*** RECORDS SUPPLIED

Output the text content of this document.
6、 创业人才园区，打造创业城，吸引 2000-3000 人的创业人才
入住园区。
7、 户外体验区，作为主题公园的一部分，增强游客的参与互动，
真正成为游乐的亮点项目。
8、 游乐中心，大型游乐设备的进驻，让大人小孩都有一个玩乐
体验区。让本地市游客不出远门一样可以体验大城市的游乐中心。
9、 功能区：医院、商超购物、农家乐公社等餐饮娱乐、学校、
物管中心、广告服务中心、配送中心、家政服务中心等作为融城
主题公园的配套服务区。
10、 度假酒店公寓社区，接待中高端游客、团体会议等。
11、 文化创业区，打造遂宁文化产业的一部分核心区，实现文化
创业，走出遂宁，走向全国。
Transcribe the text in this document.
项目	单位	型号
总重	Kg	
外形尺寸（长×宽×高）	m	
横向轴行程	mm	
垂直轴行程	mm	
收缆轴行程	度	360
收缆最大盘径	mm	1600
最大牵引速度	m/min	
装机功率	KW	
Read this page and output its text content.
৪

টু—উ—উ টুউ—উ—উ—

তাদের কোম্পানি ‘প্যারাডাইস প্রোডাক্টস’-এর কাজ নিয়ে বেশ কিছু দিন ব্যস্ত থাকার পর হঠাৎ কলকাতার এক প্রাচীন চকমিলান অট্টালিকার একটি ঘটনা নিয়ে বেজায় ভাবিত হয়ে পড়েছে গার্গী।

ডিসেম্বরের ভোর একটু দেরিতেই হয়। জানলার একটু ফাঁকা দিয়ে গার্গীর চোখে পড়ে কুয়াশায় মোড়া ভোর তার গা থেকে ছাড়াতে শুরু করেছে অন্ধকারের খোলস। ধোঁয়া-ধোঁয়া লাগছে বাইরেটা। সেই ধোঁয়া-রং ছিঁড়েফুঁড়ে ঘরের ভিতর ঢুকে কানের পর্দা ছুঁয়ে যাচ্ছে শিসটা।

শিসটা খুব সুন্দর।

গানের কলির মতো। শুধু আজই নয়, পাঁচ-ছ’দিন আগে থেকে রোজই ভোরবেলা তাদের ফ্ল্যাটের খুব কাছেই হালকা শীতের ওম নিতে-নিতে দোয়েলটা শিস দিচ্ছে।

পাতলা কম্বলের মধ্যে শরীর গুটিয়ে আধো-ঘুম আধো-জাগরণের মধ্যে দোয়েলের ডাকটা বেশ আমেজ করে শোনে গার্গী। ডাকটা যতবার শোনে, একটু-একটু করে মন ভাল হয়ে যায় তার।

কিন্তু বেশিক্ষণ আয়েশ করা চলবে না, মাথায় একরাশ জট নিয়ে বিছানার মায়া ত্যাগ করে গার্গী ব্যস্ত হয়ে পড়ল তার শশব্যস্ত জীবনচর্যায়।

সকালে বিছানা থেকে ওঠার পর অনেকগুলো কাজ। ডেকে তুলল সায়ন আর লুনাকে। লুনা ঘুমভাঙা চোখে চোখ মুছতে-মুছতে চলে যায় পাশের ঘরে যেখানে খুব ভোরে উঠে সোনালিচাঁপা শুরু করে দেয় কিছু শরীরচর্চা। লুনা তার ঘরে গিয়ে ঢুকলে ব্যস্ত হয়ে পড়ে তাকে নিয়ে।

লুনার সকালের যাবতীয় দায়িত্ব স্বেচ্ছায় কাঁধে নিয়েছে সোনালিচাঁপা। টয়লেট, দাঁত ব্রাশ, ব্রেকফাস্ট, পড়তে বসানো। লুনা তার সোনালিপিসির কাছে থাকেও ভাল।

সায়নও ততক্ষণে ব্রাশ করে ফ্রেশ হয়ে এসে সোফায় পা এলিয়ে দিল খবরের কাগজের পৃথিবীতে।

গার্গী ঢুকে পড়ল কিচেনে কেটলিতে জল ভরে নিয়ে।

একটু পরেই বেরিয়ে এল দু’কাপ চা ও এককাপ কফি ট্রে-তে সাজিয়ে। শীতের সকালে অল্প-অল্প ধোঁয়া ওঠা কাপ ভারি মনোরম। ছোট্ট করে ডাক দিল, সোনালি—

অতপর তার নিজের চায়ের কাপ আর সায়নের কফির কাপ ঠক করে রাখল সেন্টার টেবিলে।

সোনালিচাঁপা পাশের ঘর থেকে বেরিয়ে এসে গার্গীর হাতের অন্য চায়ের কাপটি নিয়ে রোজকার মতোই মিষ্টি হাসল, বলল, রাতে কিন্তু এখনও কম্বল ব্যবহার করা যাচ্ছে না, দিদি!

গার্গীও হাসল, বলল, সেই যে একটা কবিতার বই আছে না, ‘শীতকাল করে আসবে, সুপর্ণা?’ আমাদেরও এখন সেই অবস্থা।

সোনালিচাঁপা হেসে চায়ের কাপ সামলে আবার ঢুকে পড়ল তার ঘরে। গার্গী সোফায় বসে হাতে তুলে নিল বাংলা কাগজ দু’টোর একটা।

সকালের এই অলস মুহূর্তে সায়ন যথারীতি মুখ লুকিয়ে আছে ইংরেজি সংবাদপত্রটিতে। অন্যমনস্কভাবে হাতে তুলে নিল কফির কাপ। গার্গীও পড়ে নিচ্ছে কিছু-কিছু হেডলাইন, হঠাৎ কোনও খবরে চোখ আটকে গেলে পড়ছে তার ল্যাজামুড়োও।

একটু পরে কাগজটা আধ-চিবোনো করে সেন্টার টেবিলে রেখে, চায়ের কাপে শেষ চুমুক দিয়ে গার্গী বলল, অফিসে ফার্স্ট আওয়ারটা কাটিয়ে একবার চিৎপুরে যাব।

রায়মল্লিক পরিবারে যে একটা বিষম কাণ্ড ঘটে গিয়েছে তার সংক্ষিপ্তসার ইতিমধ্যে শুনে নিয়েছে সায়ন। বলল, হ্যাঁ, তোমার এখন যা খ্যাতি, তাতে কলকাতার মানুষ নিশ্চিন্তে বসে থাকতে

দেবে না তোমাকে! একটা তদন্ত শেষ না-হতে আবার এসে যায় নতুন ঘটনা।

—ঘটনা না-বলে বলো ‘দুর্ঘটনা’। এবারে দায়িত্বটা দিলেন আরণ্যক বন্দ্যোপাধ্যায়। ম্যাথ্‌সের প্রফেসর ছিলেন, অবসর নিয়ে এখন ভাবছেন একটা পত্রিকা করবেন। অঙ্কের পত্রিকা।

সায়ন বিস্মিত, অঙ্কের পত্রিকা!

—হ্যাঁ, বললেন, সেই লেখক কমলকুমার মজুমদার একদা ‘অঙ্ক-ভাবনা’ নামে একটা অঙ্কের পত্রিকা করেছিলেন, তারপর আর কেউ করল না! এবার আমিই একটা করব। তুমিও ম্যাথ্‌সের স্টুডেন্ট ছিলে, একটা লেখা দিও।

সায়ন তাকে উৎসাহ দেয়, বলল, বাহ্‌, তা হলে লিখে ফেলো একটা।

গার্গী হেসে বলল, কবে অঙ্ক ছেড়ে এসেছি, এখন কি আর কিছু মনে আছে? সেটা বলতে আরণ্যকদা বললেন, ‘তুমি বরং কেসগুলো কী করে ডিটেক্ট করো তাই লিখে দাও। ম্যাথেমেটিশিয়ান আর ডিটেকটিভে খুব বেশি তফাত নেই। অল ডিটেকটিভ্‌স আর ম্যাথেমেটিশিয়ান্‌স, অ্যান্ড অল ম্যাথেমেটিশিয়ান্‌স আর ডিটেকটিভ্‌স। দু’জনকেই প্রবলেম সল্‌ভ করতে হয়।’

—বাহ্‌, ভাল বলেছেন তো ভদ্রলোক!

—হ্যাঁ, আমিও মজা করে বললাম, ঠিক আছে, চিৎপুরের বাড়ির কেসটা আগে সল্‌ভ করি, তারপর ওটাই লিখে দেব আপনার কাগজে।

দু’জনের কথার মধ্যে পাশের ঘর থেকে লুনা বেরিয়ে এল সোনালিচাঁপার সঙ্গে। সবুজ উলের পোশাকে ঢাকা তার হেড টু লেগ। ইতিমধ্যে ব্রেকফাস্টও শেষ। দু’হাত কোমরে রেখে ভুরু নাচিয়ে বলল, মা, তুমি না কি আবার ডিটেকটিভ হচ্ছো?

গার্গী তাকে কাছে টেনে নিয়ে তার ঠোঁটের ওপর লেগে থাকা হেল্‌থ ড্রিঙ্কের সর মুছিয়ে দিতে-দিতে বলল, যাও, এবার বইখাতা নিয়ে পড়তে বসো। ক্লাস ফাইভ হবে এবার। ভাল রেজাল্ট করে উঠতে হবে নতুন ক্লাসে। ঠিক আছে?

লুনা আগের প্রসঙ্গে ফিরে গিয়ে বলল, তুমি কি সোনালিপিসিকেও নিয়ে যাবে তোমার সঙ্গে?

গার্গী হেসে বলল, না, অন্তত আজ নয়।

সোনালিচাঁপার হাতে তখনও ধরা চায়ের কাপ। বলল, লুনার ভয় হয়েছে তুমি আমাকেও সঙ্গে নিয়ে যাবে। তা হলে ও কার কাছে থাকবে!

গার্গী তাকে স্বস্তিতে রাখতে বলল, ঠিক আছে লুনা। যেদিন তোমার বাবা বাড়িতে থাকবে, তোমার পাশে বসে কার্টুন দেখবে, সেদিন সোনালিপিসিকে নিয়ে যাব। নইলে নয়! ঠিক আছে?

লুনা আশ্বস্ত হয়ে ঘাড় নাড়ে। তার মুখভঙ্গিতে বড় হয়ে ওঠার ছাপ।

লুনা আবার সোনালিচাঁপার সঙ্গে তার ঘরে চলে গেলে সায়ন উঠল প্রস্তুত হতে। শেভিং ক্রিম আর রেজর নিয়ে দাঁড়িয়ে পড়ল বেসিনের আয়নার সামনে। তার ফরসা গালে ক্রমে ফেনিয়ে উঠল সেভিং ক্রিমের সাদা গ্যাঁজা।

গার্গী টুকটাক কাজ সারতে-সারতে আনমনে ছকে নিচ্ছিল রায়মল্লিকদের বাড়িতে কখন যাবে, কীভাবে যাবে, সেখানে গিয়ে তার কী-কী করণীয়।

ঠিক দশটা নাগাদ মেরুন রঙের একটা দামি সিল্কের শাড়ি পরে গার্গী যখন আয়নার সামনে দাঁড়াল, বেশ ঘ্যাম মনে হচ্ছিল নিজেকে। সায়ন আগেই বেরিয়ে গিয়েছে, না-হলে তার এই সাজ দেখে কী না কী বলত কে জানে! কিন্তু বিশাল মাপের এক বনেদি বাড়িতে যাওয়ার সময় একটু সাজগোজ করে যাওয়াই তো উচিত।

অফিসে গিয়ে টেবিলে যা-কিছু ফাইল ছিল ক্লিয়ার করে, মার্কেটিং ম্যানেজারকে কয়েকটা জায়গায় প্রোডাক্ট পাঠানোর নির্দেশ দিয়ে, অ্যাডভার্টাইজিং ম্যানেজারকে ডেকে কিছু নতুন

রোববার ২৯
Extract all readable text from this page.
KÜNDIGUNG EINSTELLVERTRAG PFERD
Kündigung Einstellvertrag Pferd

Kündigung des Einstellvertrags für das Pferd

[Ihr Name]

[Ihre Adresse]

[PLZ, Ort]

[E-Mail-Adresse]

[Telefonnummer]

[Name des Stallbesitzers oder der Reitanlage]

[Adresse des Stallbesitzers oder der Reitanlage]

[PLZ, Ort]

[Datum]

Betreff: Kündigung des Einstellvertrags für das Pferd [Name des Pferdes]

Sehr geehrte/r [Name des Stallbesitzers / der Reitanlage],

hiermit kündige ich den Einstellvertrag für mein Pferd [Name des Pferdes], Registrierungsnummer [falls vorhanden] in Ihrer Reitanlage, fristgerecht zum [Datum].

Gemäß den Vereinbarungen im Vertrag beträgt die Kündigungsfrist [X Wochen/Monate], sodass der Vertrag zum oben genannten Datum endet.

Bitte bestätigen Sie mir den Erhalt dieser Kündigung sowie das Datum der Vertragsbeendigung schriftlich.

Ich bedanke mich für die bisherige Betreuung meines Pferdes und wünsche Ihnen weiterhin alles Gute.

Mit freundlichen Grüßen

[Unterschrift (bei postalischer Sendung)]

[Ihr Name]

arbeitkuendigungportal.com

******

▶ [WRITTEN REQUEST]
Only the number is wanted: how many lines in the data include the word "Datum"?

▶ [CORRECT OUTPUT]
4